§ **RAW DATA**:

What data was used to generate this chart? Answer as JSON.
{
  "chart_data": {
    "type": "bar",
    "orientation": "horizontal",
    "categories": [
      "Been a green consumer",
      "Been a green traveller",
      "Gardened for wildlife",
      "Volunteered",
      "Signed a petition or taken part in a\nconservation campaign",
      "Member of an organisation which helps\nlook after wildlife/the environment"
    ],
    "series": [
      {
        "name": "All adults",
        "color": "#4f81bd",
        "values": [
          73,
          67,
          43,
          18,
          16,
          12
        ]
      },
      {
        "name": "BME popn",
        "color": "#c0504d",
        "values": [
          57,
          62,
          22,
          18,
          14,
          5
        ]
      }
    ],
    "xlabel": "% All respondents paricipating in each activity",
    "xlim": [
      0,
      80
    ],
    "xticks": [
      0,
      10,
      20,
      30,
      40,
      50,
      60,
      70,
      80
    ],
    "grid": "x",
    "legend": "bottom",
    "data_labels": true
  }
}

§ **INSTRUCTIONS TO FOLLOW**: Repeat the material above in full, exactly as it stands.

§ **OUTPUT BELOW**:
What data was used to generate this chart? Answer as JSON.
{
  "chart_data": {
    "type": "bar",
    "orientation": "horizontal",
    "categories": [
      "Been a green consumer",
      "Been a green traveller",
      "Gardened for wildlife",
      "Volunteered",
      "Signed a petition or taken part in a\nconservation campaign",
      "Member of an organisation which helps\nlook after wildlife/the environment"
    ],
    "series": [
      {
        "name": "All adults",
        "color": "#4f81bd",
        "values": [
          73,
          67,
          43,
          18,
          16,
          12
        ]
      },
      {
        "name": "BME popn",
        "color": "#c0504d",
        "values": [
          57,
          62,
          22,
          18,
          14,
          5
        ]
      }
    ],
    "xlabel": "% All respondents paricipating in each activity",
    "xlim": [
      0,
      80
    ],
    "xticks": [
      0,
      10,
      20,
      30,
      40,
      50,
      60,
      70,
      80
    ],
    "grid": "x",
    "legend": "bottom",
    "data_labels": true
  }
}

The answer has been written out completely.